#### DO THIS:
Go through the records and extract every line with the word "name".

#### Entries from a visual dataset:
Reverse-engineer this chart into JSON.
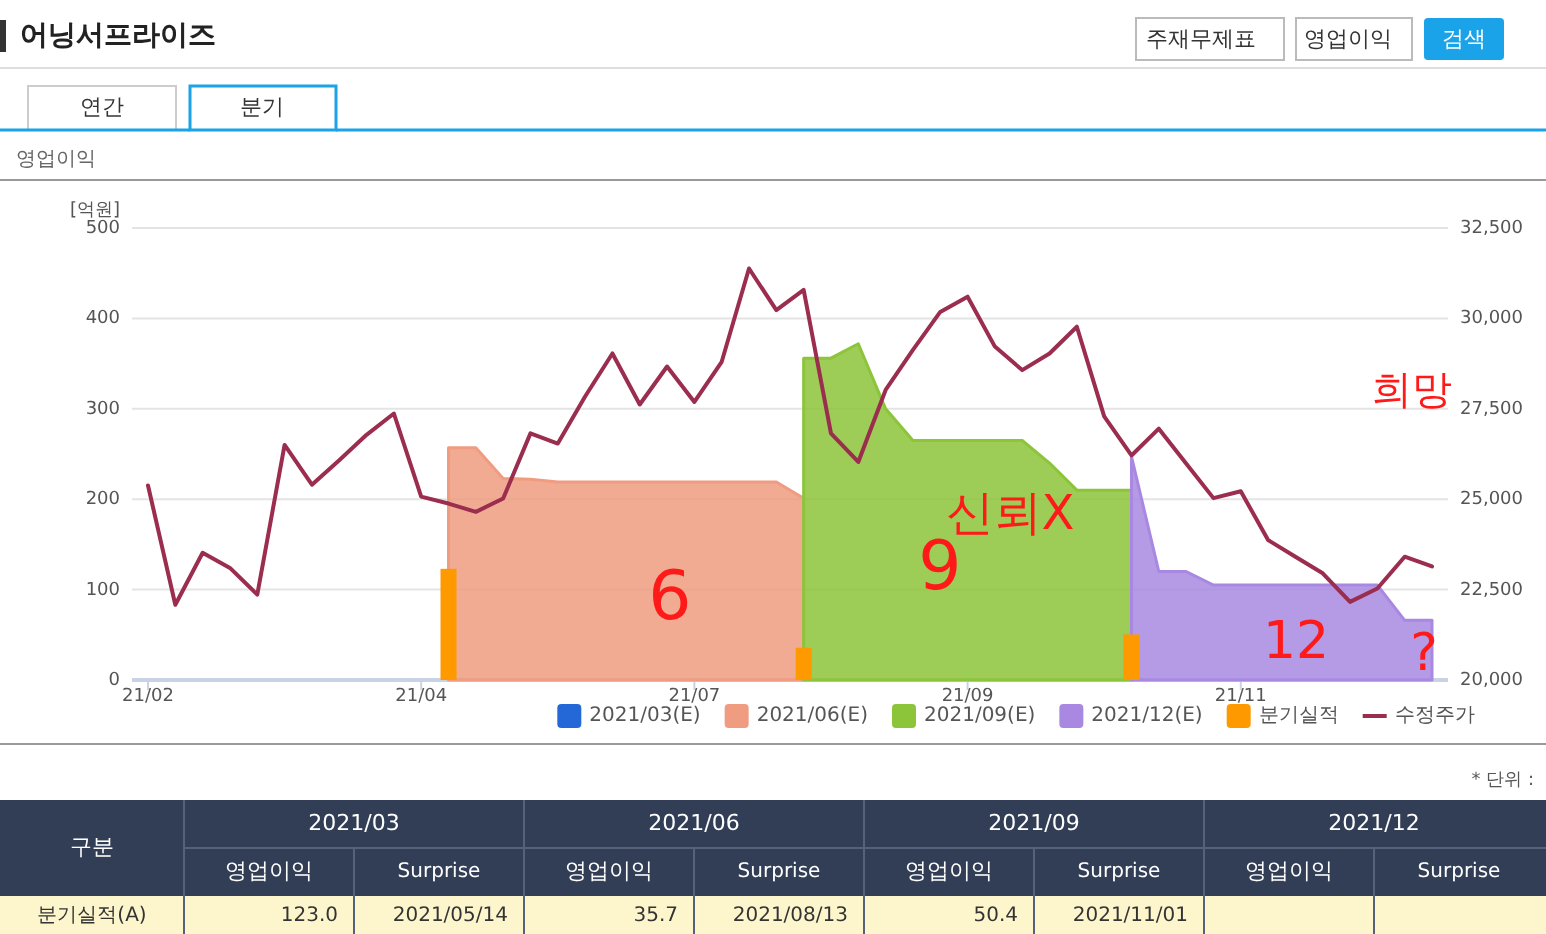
{
  "chart_data": {
    "type": "line",
    "title": "어닝서프라이즈",
    "subtitle": "영업이익",
    "ylabel": "[억원]",
    "categories": [
      "21/02",
      null,
      null,
      null,
      null,
      null,
      null,
      null,
      null,
      null,
      "21/04",
      null,
      null,
      null,
      null,
      null,
      null,
      null,
      null,
      null,
      "21/07",
      null,
      null,
      null,
      null,
      null,
      null,
      null,
      null,
      null,
      "21/09",
      null,
      null,
      null,
      null,
      null,
      null,
      null,
      null,
      null,
      "21/11",
      null,
      null,
      null,
      null,
      null,
      null,
      null
    ],
    "series": [
      {
        "name": "2021/03(E)",
        "type": "area",
        "color": "#2468d8",
        "values": [
          null,
          null,
          null,
          null,
          null,
          null,
          null,
          null,
          null,
          null,
          null,
          null,
          null,
          null,
          null,
          null,
          null,
          null,
          null,
          null,
          null,
          null,
          null,
          null,
          null,
          null,
          null,
          null,
          null,
          null,
          null,
          null,
          null,
          null,
          null,
          null,
          null,
          null,
          null,
          null,
          null,
          null,
          null,
          null,
          null,
          null,
          null,
          null
        ]
      },
      {
        "name": "2021/06(E)",
        "type": "area",
        "color": "#ef9c80",
        "values": [
          null,
          null,
          null,
          null,
          null,
          null,
          null,
          null,
          null,
          null,
          null,
          257,
          257,
          223,
          222,
          219,
          219,
          219,
          219,
          219,
          219,
          219,
          219,
          219,
          201,
          null,
          null,
          null,
          null,
          null,
          null,
          null,
          null,
          null,
          null,
          null,
          null,
          null,
          null,
          null,
          null,
          null,
          null,
          null,
          null,
          null,
          null,
          null
        ]
      },
      {
        "name": "2021/09(E)",
        "type": "area",
        "color": "#8cc43a",
        "values": [
          null,
          null,
          null,
          null,
          null,
          null,
          null,
          null,
          null,
          null,
          null,
          null,
          null,
          null,
          null,
          null,
          null,
          null,
          null,
          null,
          null,
          null,
          null,
          null,
          356,
          356,
          372,
          300,
          265,
          265,
          265,
          265,
          265,
          240,
          210,
          210,
          210,
          null,
          null,
          null,
          null,
          null,
          null,
          null,
          null,
          null,
          null,
          null
        ]
      },
      {
        "name": "2021/12(E)",
        "type": "area",
        "color": "#a888e0",
        "values": [
          null,
          null,
          null,
          null,
          null,
          null,
          null,
          null,
          null,
          null,
          null,
          null,
          null,
          null,
          null,
          null,
          null,
          null,
          null,
          null,
          null,
          null,
          null,
          null,
          null,
          null,
          null,
          null,
          null,
          null,
          null,
          null,
          null,
          null,
          null,
          null,
          247,
          120,
          120,
          105,
          105,
          105,
          105,
          105,
          105,
          105,
          66,
          66
        ]
      },
      {
        "name": "분기실적",
        "type": "bar",
        "color": "#ff9900",
        "values": [
          null,
          null,
          null,
          null,
          null,
          null,
          null,
          null,
          null,
          null,
          null,
          123.0,
          null,
          null,
          null,
          null,
          null,
          null,
          null,
          null,
          null,
          null,
          null,
          null,
          35.7,
          null,
          null,
          null,
          null,
          null,
          null,
          null,
          null,
          null,
          null,
          null,
          50.4,
          null,
          null,
          null,
          null,
          null,
          null,
          null,
          null,
          null,
          null,
          null
        ]
      },
      {
        "name": "수정주가",
        "type": "line",
        "color": "#9b2d4f",
        "axis": "y2",
        "values": [
          25380,
          22080,
          23520,
          23100,
          22360,
          26500,
          25400,
          26080,
          26780,
          27370,
          25070,
          24880,
          24650,
          25020,
          26820,
          26540,
          27840,
          29030,
          27620,
          28670,
          27690,
          28800,
          31380,
          30230,
          30790,
          26820,
          26030,
          28020,
          29130,
          30180,
          30600,
          29220,
          28570,
          29030,
          29770,
          27290,
          26210,
          26950,
          25990,
          25030,
          25220,
          23870,
          23410,
          22950,
          22160,
          22530,
          23410,
          23140
        ]
      }
    ],
    "ylim": [
      0,
      500
    ],
    "yticks": [
      0,
      100,
      200,
      300,
      400,
      500
    ],
    "y2lim": [
      20000,
      32500
    ],
    "y2ticks": [
      {
        "value": 20000,
        "label": "20,000"
      },
      {
        "value": 22500,
        "label": "22,500"
      },
      {
        "value": 25000,
        "label": "25,000"
      },
      {
        "value": 27500,
        "label": "27,500"
      },
      {
        "value": 30000,
        "label": "30,000"
      },
      {
        "value": 32500,
        "label": "32,500"
      }
    ],
    "grid": "y",
    "legend": "bottom",
    "annotations": [
      "주재무제표",
      "영업이익",
      "검색",
      "연간",
      "분기",
      "* 단위 :",
      "구분",
      "2021/03",
      "2021/06",
      "2021/09",
      "2021/12",
      "영업이익",
      "Surprise",
      "분기실적(A)",
      "2021/05/14",
      "2021/08/13",
      "2021/11/01",
      "6",
      "9",
      "신뢰X",
      "12",
      "희망",
      "?",
      "123.0",
      "35.7",
      "50.4"
    ]
  }
}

#### SOLUTION TO THE EXERCISE:
        "name": "2021/03(E)",
        "name": "2021/06(E)",
        "name": "2021/09(E)",
        "name": "2021/12(E)",
        "name": "분기실적",
        "name": "수정주가",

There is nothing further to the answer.